• _Material supplied_:
_ _ _ _ _ _ _

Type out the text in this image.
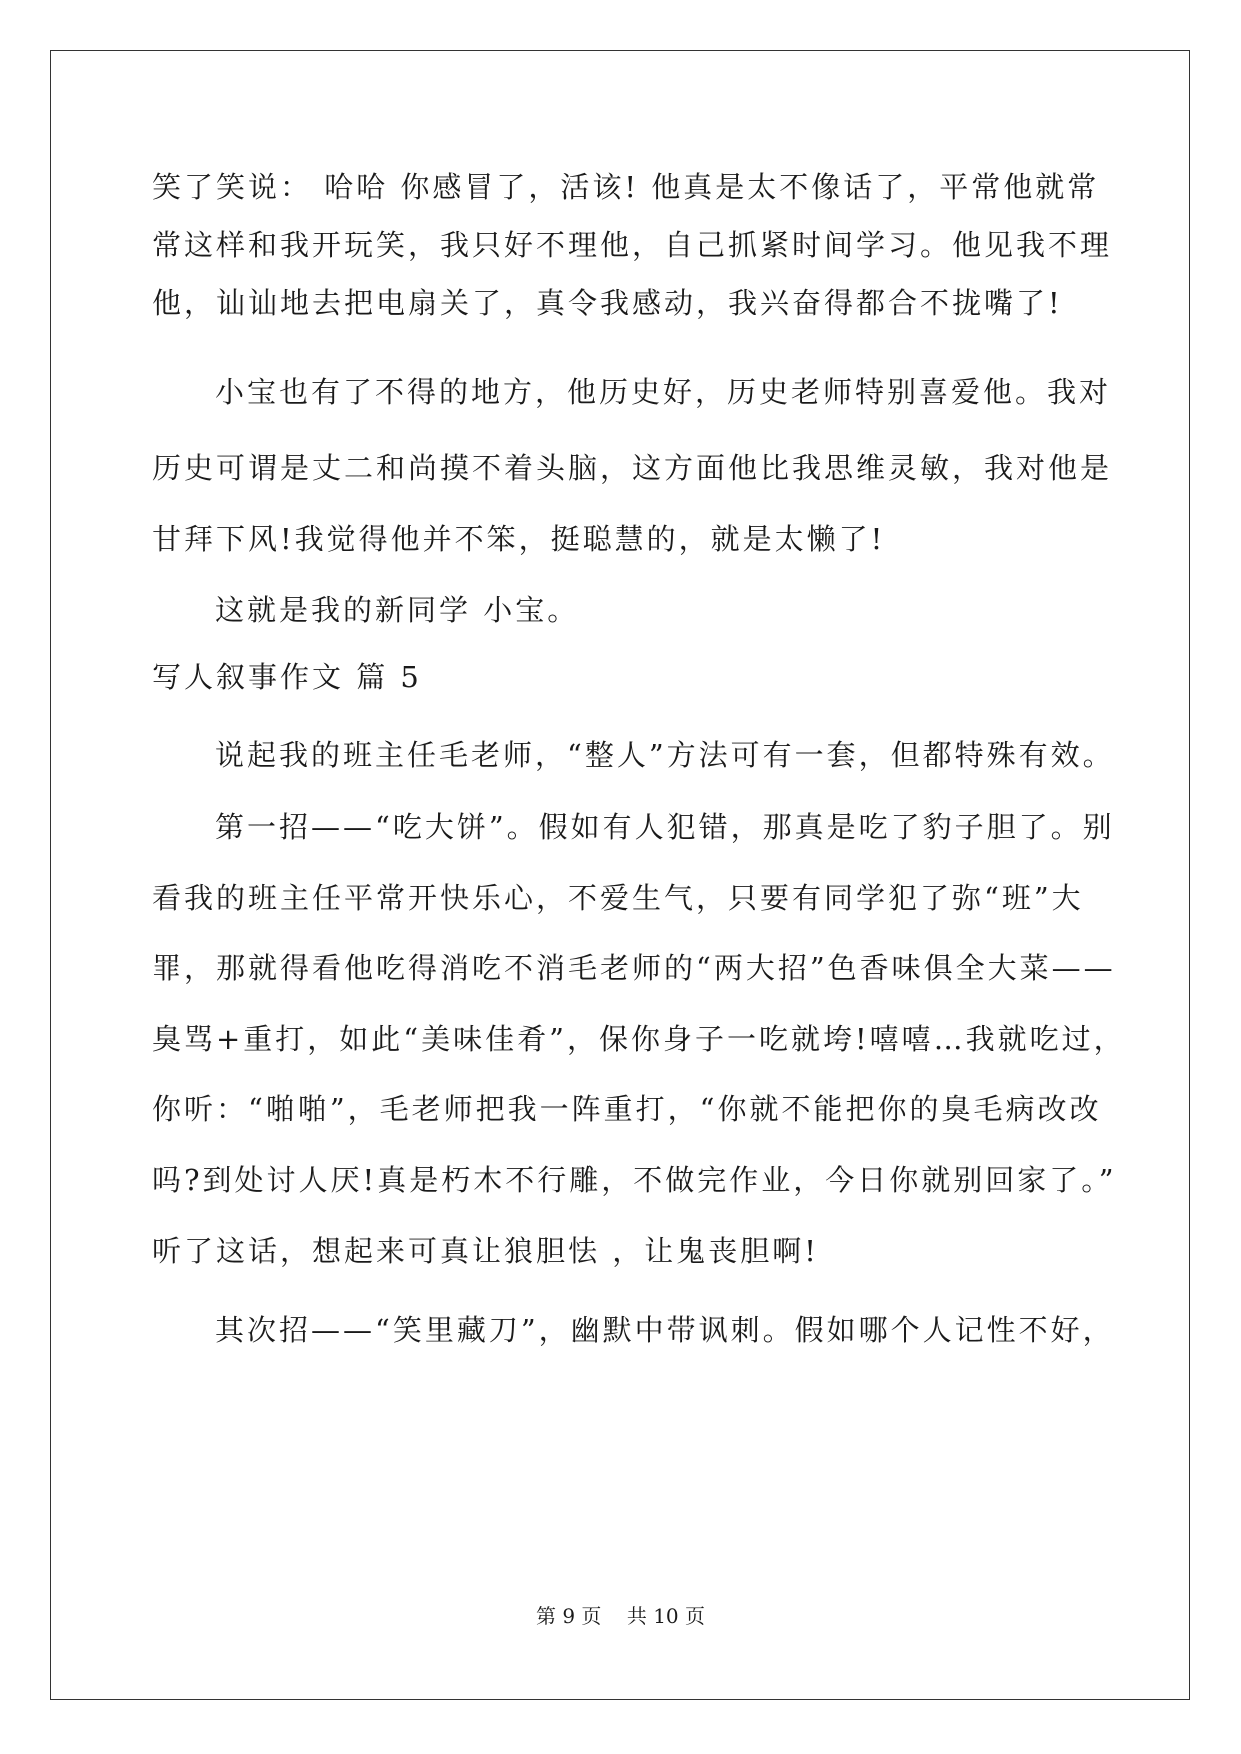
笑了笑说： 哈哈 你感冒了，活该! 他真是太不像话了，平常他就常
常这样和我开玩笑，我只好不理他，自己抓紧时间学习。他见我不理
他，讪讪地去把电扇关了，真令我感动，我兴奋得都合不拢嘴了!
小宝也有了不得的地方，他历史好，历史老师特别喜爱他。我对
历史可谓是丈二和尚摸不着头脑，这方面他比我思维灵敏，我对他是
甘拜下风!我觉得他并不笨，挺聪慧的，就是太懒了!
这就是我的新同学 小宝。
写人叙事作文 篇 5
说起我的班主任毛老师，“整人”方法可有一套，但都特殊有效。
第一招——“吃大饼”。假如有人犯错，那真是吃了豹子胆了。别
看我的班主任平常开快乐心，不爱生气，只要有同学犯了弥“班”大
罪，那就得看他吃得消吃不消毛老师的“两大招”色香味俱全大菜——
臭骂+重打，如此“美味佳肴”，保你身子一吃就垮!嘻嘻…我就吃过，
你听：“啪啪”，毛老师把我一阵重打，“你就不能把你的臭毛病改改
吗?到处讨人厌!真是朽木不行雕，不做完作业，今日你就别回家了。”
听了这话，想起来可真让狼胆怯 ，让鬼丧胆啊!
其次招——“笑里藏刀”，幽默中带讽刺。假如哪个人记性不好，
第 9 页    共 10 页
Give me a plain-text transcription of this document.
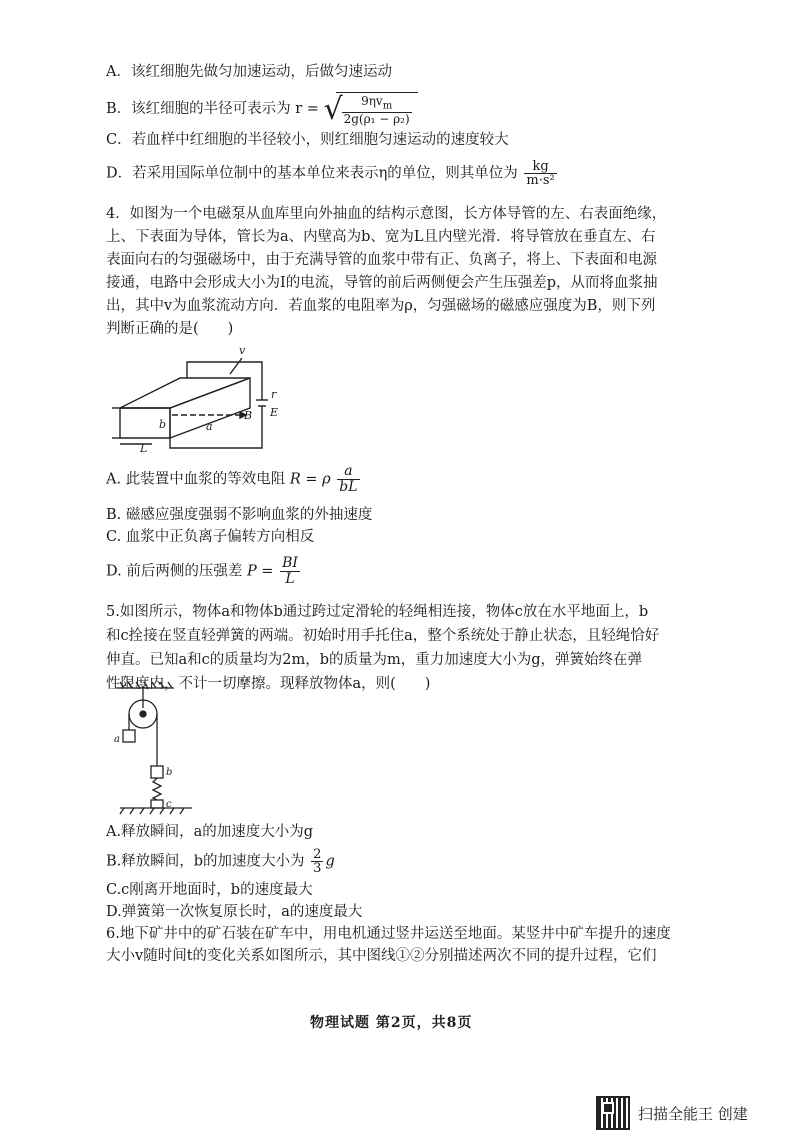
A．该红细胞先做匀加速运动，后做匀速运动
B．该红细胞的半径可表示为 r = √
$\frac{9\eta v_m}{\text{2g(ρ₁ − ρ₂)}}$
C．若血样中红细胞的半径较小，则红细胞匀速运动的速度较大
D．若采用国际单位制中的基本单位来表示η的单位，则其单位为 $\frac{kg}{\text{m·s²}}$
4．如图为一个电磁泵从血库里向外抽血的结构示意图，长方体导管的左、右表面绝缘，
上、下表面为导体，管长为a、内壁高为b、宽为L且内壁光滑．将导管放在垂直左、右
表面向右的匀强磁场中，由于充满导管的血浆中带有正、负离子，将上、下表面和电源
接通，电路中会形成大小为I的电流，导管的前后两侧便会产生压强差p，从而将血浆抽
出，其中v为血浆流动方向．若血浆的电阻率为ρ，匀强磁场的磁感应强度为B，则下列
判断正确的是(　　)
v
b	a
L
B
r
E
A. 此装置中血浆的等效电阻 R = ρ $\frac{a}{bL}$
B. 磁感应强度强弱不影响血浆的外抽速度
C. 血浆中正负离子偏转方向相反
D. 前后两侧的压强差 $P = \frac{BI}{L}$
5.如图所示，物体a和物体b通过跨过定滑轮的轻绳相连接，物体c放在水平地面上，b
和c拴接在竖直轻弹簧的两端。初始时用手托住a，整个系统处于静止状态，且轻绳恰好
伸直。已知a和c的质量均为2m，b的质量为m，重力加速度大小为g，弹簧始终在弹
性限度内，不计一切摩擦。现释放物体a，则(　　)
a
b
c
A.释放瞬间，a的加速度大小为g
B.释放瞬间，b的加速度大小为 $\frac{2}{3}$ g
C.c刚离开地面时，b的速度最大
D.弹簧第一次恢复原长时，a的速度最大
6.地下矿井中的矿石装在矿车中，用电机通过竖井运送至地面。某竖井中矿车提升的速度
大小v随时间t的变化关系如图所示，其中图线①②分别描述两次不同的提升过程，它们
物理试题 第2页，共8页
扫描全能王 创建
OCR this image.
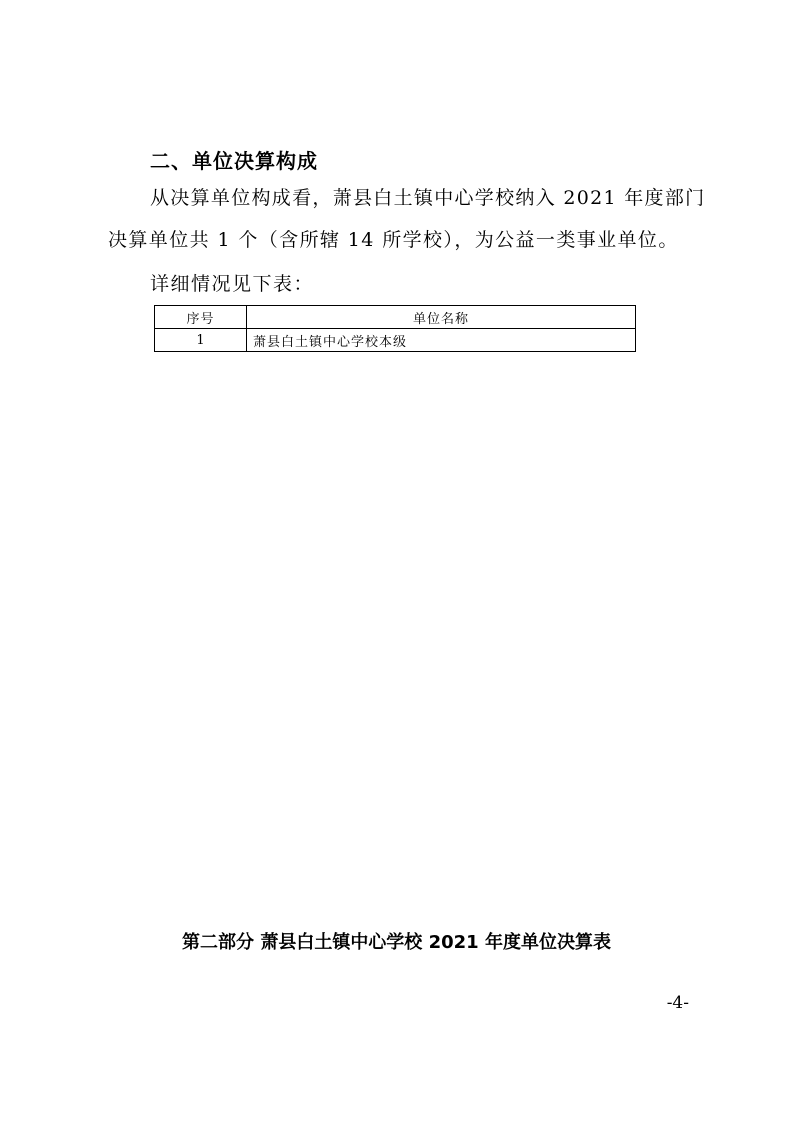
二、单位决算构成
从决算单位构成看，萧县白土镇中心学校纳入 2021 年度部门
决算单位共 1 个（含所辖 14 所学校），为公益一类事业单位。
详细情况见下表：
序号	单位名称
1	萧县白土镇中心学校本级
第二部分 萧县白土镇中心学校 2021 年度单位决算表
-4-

_ _ _ _ _ _ _

• _Stated exercise_: Copy the whole listing above word for word but do not carry over the pictures.

• _Task output_:
Type out the text in this image.
笑了笑说： 哈哈 你感冒了，活该! 他真是太不像话了，平常他就常
常这样和我开玩笑，我只好不理他，自己抓紧时间学习。他见我不理
他，讪讪地去把电扇关了，真令我感动，我兴奋得都合不拢嘴了!
小宝也有了不得的地方，他历史好，历史老师特别喜爱他。我对
历史可谓是丈二和尚摸不着头脑，这方面他比我思维灵敏，我对他是
甘拜下风!我觉得他并不笨，挺聪慧的，就是太懒了!
这就是我的新同学 小宝。
写人叙事作文 篇 5
说起我的班主任毛老师，“整人”方法可有一套，但都特殊有效。
第一招——“吃大饼”。假如有人犯错，那真是吃了豹子胆了。别
看我的班主任平常开快乐心，不爱生气，只要有同学犯了弥“班”大
罪，那就得看他吃得消吃不消毛老师的“两大招”色香味俱全大菜——
臭骂+重打，如此“美味佳肴”，保你身子一吃就垮!嘻嘻…我就吃过，
你听：“啪啪”，毛老师把我一阵重打，“你就不能把你的臭毛病改改
吗?到处讨人厌!真是朽木不行雕，不做完作业，今日你就别回家了。”
听了这话，想起来可真让狼胆怯 ，让鬼丧胆啊!
其次招——“笑里藏刀”，幽默中带讽刺。假如哪个人记性不好，
第 9 页    共 10 页
Give me a plain-text transcription of this document.
A．该红细胞先做匀加速运动，后做匀速运动
B．该红细胞的半径可表示为 r = √
$\frac{9\eta v_m}{\text{2g(ρ₁ − ρ₂)}}$
C．若血样中红细胞的半径较小，则红细胞匀速运动的速度较大
D．若采用国际单位制中的基本单位来表示η的单位，则其单位为 $\frac{kg}{\text{m·s²}}$
4．如图为一个电磁泵从血库里向外抽血的结构示意图，长方体导管的左、右表面绝缘，
上、下表面为导体，管长为a、内壁高为b、宽为L且内壁光滑．将导管放在垂直左、右
表面向右的匀强磁场中，由于充满导管的血浆中带有正、负离子，将上、下表面和电源
接通，电路中会形成大小为I的电流，导管的前后两侧便会产生压强差p，从而将血浆抽
出，其中v为血浆流动方向．若血浆的电阻率为ρ，匀强磁场的磁感应强度为B，则下列
判断正确的是(　　)
v
b	a
L
B
r
E
A. 此装置中血浆的等效电阻 R = ρ $\frac{a}{bL}$
B. 磁感应强度强弱不影响血浆的外抽速度
C. 血浆中正负离子偏转方向相反
D. 前后两侧的压强差 $P = \frac{BI}{L}$
5.如图所示，物体a和物体b通过跨过定滑轮的轻绳相连接，物体c放在水平地面上，b
和c拴接在竖直轻弹簧的两端。初始时用手托住a，整个系统处于静止状态，且轻绳恰好
伸直。已知a和c的质量均为2m，b的质量为m，重力加速度大小为g，弹簧始终在弹
性限度内，不计一切摩擦。现释放物体a，则(　　)
a
b
c
A.释放瞬间，a的加速度大小为g
B.释放瞬间，b的加速度大小为 $\frac{2}{3}$ g
C.c刚离开地面时，b的速度最大
D.弹簧第一次恢复原长时，a的速度最大
6.地下矿井中的矿石装在矿车中，用电机通过竖井运送至地面。某竖井中矿车提升的速度
大小v随时间t的变化关系如图所示，其中图线①②分别描述两次不同的提升过程，它们
物理试题 第2页，共8页
扫描全能王 创建
OCR this image.
二、单位决算构成
从决算单位构成看，萧县白土镇中心学校纳入 2021 年度部门
决算单位共 1 个（含所辖 14 所学校），为公益一类事业单位。
详细情况见下表：
序号	单位名称
1	萧县白土镇中心学校本级
第二部分 萧县白土镇中心学校 2021 年度单位决算表
-4-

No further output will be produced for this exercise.